**Aim:**
Reproduce verbatim the stretch of rows from the start through the line containing "staticText: Attempted: 10/10".

**Records for this task:**

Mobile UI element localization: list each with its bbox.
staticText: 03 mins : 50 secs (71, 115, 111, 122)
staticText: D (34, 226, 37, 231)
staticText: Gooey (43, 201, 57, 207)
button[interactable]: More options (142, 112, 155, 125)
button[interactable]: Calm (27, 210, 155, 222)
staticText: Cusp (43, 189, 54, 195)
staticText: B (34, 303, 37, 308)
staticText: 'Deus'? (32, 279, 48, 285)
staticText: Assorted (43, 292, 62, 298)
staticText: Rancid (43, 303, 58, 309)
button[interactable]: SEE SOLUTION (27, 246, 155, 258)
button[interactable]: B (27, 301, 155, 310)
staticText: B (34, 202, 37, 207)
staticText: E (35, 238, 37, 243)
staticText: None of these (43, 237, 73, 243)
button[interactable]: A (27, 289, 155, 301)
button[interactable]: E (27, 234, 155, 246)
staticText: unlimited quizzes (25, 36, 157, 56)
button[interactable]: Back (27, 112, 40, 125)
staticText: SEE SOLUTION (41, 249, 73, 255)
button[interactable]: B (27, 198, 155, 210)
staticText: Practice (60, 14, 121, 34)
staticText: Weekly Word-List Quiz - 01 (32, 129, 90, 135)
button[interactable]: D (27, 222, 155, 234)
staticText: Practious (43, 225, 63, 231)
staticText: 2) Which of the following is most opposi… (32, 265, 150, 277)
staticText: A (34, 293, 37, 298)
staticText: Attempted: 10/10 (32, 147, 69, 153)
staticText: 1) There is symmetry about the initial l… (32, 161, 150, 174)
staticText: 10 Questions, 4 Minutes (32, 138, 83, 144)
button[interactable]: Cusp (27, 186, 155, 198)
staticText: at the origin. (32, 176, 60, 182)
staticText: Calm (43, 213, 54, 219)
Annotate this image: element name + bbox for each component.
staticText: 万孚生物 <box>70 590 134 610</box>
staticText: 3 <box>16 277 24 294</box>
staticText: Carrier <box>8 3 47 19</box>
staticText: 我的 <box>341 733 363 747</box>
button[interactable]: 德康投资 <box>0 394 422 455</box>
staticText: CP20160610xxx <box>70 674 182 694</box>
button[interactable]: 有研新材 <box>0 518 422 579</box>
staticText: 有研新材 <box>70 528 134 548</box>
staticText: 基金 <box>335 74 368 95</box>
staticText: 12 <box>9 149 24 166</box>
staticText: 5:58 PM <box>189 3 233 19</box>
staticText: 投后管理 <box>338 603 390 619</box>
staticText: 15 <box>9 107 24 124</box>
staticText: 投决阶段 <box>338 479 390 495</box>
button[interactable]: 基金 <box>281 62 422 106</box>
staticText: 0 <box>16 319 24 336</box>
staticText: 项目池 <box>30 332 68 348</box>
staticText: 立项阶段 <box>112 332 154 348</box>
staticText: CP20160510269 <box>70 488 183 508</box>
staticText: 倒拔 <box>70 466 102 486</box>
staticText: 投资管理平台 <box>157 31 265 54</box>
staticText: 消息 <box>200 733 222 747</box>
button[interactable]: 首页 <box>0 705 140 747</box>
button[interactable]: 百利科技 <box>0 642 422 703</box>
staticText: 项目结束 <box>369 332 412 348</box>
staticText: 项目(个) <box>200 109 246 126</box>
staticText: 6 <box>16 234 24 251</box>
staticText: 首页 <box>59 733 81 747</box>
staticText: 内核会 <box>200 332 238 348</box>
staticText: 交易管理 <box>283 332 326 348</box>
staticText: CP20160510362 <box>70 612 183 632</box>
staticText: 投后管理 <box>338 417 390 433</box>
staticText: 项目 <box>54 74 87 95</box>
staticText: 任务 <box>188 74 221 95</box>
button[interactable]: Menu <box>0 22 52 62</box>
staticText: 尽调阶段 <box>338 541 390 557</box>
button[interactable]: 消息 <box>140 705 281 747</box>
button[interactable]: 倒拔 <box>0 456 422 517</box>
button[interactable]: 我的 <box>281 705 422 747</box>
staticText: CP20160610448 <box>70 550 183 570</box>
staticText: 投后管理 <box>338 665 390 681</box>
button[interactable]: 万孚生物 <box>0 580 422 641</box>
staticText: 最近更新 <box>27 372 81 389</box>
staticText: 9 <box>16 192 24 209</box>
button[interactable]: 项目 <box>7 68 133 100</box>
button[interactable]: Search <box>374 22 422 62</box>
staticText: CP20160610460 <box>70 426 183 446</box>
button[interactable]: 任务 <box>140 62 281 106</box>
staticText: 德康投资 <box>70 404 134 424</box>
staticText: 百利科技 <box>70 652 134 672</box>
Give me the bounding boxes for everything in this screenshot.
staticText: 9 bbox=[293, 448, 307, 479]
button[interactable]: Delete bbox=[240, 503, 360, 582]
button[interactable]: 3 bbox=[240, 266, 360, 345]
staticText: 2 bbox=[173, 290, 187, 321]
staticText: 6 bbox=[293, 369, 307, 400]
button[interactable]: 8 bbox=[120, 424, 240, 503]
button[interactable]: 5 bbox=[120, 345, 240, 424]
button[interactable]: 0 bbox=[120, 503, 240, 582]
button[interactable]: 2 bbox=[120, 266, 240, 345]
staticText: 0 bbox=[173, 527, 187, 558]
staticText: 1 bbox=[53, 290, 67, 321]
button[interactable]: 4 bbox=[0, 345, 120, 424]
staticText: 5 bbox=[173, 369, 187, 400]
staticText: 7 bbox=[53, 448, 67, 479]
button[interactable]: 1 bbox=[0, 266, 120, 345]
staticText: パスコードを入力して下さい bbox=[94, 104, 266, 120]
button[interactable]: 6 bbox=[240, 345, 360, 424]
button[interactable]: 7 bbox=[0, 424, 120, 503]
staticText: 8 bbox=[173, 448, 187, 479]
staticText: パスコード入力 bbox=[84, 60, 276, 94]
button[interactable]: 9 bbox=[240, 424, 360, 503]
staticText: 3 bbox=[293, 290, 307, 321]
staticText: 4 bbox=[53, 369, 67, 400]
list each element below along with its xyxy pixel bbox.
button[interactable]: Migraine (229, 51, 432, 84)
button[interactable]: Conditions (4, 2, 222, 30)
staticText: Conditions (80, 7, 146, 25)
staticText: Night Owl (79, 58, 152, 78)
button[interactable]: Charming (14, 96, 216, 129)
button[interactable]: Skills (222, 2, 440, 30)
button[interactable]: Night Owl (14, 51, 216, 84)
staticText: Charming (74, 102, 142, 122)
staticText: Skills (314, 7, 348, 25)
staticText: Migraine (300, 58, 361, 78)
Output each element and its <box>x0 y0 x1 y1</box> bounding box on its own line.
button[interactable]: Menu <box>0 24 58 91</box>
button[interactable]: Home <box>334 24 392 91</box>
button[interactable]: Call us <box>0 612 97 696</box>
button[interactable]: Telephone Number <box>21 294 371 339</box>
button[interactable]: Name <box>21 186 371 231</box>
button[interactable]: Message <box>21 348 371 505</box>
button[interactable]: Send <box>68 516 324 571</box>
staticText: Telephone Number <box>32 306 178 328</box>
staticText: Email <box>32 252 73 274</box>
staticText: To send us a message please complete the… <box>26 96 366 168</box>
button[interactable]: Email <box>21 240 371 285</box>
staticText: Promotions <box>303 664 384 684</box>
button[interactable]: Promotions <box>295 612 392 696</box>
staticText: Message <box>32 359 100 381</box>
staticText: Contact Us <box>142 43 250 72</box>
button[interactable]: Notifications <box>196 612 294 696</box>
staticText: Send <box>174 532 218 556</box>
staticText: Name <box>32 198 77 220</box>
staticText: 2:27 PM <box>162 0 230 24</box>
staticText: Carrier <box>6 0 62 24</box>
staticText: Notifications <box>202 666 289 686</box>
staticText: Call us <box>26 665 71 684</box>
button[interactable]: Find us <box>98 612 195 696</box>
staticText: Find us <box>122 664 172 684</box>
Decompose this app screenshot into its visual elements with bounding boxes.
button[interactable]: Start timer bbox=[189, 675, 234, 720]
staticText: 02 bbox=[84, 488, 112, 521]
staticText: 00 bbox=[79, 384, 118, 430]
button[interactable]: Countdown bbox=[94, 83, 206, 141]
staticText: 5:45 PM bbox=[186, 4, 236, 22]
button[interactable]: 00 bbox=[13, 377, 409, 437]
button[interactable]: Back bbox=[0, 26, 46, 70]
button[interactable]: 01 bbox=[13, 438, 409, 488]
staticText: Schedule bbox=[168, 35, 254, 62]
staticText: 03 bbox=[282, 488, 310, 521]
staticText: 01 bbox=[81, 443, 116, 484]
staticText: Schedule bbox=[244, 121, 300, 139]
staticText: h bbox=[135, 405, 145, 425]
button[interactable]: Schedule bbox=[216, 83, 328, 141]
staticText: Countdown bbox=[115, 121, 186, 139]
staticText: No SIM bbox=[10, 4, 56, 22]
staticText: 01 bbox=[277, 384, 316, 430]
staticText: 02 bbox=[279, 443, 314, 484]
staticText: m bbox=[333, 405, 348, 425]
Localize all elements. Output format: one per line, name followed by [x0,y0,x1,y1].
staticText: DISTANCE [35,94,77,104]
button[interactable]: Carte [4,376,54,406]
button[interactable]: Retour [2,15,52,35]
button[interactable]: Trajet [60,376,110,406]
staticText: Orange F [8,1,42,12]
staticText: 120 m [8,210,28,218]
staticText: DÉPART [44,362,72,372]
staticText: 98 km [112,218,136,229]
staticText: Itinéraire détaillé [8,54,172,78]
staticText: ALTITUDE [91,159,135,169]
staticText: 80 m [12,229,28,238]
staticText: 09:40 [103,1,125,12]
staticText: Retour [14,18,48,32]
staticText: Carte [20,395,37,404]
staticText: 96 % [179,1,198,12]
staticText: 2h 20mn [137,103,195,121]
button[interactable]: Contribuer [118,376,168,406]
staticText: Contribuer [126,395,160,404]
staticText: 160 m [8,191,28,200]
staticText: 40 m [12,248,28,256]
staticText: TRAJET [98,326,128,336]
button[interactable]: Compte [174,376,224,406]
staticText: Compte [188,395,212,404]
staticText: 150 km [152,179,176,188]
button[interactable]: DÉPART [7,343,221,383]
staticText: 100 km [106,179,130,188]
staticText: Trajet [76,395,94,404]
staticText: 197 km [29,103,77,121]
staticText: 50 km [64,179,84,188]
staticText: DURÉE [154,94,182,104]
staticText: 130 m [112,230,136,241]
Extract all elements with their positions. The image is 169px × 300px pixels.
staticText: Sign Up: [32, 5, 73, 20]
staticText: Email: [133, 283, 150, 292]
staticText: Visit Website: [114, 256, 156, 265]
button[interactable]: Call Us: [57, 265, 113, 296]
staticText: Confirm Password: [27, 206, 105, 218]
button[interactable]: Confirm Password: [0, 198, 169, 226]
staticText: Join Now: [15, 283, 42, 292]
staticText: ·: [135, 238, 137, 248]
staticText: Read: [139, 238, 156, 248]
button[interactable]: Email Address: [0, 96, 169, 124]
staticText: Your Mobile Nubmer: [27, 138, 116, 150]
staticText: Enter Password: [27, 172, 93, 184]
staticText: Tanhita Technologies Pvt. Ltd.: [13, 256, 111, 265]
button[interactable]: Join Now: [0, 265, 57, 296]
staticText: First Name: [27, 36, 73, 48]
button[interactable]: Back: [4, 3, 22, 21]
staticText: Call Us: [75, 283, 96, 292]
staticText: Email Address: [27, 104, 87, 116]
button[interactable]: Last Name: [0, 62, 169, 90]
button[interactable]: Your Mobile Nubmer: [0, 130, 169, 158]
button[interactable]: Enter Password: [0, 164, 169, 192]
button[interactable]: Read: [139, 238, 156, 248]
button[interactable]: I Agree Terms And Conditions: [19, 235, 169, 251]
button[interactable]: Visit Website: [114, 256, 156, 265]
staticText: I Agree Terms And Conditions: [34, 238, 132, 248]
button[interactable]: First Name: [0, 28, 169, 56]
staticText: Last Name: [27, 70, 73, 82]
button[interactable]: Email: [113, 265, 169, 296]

**Written solution:**
Mobile UI element localization: list each with its bbox.
staticText: 03 mins : 50 secs (71, 115, 111, 122)
staticText: D (34, 226, 37, 231)
staticText: Gooey (43, 201, 57, 207)
button[interactable]: More options (142, 112, 155, 125)
button[interactable]: Calm (27, 210, 155, 222)
staticText: Cusp (43, 189, 54, 195)
staticText: B (34, 303, 37, 308)
staticText: 'Deus'? (32, 279, 48, 285)
staticText: Assorted (43, 292, 62, 298)
staticText: Rancid (43, 303, 58, 309)
button[interactable]: SEE SOLUTION (27, 246, 155, 258)
button[interactable]: B (27, 301, 155, 310)
staticText: B (34, 202, 37, 207)
staticText: E (35, 238, 37, 243)
staticText: None of these (43, 237, 73, 243)
button[interactable]: A (27, 289, 155, 301)
button[interactable]: E (27, 234, 155, 246)
staticText: unlimited quizzes (25, 36, 157, 56)
button[interactable]: Back (27, 112, 40, 125)
staticText: SEE SOLUTION (41, 249, 73, 255)
button[interactable]: B (27, 198, 155, 210)
staticText: Practice (60, 14, 121, 34)
staticText: Weekly Word-List Quiz - 01 (32, 129, 90, 135)
button[interactable]: D (27, 222, 155, 234)
staticText: Practious (43, 225, 63, 231)
staticText: 2) Which of the following is most opposi… (32, 265, 150, 277)
staticText: A (34, 293, 37, 298)
staticText: Attempted: 10/10 (32, 147, 69, 153)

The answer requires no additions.